EXERCISE GOAL: Report every line below that holds the word "name".

** Start of TASK MATERIAL **

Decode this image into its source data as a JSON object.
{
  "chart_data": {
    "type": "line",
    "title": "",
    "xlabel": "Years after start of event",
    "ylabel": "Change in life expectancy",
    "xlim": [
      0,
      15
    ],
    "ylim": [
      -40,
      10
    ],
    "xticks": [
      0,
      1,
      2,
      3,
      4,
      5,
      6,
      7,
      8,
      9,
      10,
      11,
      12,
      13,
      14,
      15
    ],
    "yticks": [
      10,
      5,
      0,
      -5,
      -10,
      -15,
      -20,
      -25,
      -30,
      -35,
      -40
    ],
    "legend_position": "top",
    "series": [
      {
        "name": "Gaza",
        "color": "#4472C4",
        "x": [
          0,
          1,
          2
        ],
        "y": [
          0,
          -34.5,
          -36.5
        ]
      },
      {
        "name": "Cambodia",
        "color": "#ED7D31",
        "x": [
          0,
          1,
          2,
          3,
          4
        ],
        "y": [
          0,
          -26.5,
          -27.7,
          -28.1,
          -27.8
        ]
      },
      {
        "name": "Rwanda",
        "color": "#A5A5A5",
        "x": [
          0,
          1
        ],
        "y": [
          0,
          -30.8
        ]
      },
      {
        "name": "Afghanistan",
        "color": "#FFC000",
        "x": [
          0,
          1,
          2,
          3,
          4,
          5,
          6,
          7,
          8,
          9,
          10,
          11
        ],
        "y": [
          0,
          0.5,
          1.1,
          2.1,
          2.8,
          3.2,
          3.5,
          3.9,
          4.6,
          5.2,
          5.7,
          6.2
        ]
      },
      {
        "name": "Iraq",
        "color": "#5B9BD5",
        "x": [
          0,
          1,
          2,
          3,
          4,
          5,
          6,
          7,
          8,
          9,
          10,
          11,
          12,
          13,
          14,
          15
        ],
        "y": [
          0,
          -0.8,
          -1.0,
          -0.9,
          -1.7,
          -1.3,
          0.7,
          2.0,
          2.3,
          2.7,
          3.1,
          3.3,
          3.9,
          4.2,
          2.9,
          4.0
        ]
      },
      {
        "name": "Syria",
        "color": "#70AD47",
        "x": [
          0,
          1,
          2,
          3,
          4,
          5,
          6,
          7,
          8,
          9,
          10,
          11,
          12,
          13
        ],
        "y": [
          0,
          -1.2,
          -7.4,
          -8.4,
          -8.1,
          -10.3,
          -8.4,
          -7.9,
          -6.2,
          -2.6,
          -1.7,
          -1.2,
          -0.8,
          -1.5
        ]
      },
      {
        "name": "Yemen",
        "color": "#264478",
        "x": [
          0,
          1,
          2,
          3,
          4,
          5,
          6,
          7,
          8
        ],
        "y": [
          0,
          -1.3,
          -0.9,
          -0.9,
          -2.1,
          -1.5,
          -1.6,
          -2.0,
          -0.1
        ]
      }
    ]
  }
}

** End of TASK MATERIAL **

ANSWER IN FULL:
        "name": "Gaza",
        "name": "Cambodia",
        "name": "Rwanda",
        "name": "Afghanistan",
        "name": "Iraq",
        "name": "Syria",
        "name": "Yemen",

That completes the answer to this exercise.